◆ **Task statement**: Would it be possible to write out each entry below exactly, without the pictures?

Items from a dataset:
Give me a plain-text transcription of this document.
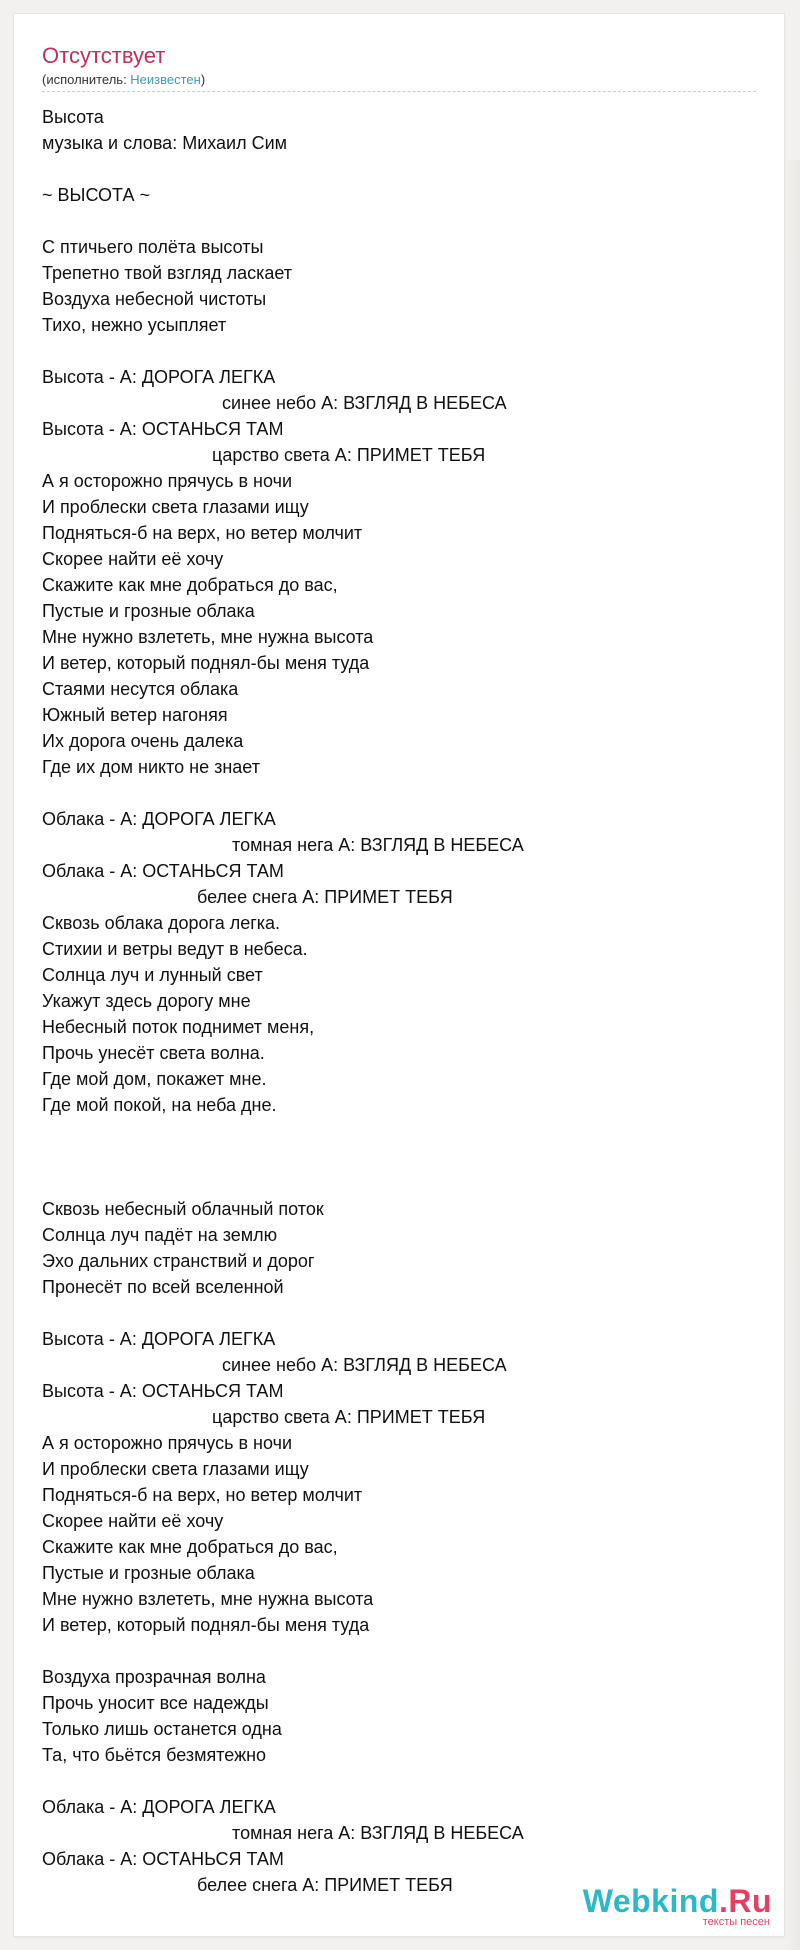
Отсутствует
(исполнитель: Неизвестен)
Высота
музыка и слова: Михаил Сим
~ ВЫСОТА ~
С птичьего полёта высоты
Трепетно твой взгляд ласкает
Воздуха небесной чистоты
Тихо, нежно усыпляет
Высота - А: ДОРОГА ЛЕГКА
синее небо А: ВЗГЛЯД В НЕБЕСА
Высота - А: ОСТАНЬСЯ ТАМ
царство света А: ПРИМЕТ ТЕБЯ
А я осторожно прячусь в ночи
И проблески света глазами ищу
Подняться-б на верх, но ветер молчит
Скорее найти её хочу
Скажите как мне добраться до вас,
Пустые и грозные облака
Мне нужно взлететь, мне нужна высота
И ветер, который поднял-бы меня туда
Стаями несутся облака
Южный ветер нагоняя
Их дорога очень далека
Где их дом никто не знает
Облака - А: ДОРОГА ЛЕГКА
томная нега А: ВЗГЛЯД В НЕБЕСА
Облака - А: ОСТАНЬСЯ ТАМ
белее снега А: ПРИМЕТ ТЕБЯ
Сквозь облака дорога легка.
Стихии и ветры ведут в небеса.
Солнца луч и лунный свет
Укажут здесь дорогу мне
Небесный поток поднимет меня,
Прочь унесёт света волна.
Где мой дом, покажет мне.
Где мой покой, на неба дне.
Сквозь небесный облачный поток
Солнца луч падёт на землю
Эхо дальних странствий и дорог
Пронесёт по всей вселенной
Высота - А: ДОРОГА ЛЕГКА
синее небо А: ВЗГЛЯД В НЕБЕСА
Высота - А: ОСТАНЬСЯ ТАМ
царство света А: ПРИМЕТ ТЕБЯ
А я осторожно прячусь в ночи
И проблески света глазами ищу
Подняться-б на верх, но ветер молчит
Скорее найти её хочу
Скажите как мне добраться до вас,
Пустые и грозные облака
Мне нужно взлететь, мне нужна высота
И ветер, который поднял-бы меня туда
Воздуха прозрачная волна
Прочь уносит все надежды
Только лишь останется одна
Та, что бьётся безмятежно
Облака - А: ДОРОГА ЛЕГКА
томная нега А: ВЗГЛЯД В НЕБЕСА
Облака - А: ОСТАНЬСЯ ТАМ
белее снега А: ПРИМЕТ ТЕБЯ	Webkind.Ru
тексты песен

◆ **Task solution**:
Give me a plain-text transcription of this document.
Отсутствует
(исполнитель: Неизвестен)
Высота
музыка и слова: Михаил Сим
~ ВЫСОТА ~
С птичьего полёта высоты
Трепетно твой взгляд ласкает
Воздуха небесной чистоты
Тихо, нежно усыпляет
Высота - А: ДОРОГА ЛЕГКА
синее небо А: ВЗГЛЯД В НЕБЕСА
Высота - А: ОСТАНЬСЯ ТАМ
царство света А: ПРИМЕТ ТЕБЯ
А я осторожно прячусь в ночи
И проблески света глазами ищу
Подняться-б на верх, но ветер молчит
Скорее найти её хочу
Скажите как мне добраться до вас,
Пустые и грозные облака
Мне нужно взлететь, мне нужна высота
И ветер, который поднял-бы меня туда
Стаями несутся облака
Южный ветер нагоняя
Их дорога очень далека
Где их дом никто не знает
Облака - А: ДОРОГА ЛЕГКА
томная нега А: ВЗГЛЯД В НЕБЕСА
Облака - А: ОСТАНЬСЯ ТАМ
белее снега А: ПРИМЕТ ТЕБЯ
Сквозь облака дорога легка.
Стихии и ветры ведут в небеса.
Солнца луч и лунный свет
Укажут здесь дорогу мне
Небесный поток поднимет меня,
Прочь унесёт света волна.
Где мой дом, покажет мне.
Где мой покой, на неба дне.
Сквозь небесный облачный поток
Солнца луч падёт на землю
Эхо дальних странствий и дорог
Пронесёт по всей вселенной
Высота - А: ДОРОГА ЛЕГКА
синее небо А: ВЗГЛЯД В НЕБЕСА
Высота - А: ОСТАНЬСЯ ТАМ
царство света А: ПРИМЕТ ТЕБЯ
А я осторожно прячусь в ночи
И проблески света глазами ищу
Подняться-б на верх, но ветер молчит
Скорее найти её хочу
Скажите как мне добраться до вас,
Пустые и грозные облака
Мне нужно взлететь, мне нужна высота
И ветер, который поднял-бы меня туда
Воздуха прозрачная волна
Прочь уносит все надежды
Только лишь останется одна
Та, что бьётся безмятежно
Облака - А: ДОРОГА ЛЕГКА
томная нега А: ВЗГЛЯД В НЕБЕСА
Облака - А: ОСТАНЬСЯ ТАМ
белее снега А: ПРИМЕТ ТЕБЯ	Webkind.Ru
тексты песен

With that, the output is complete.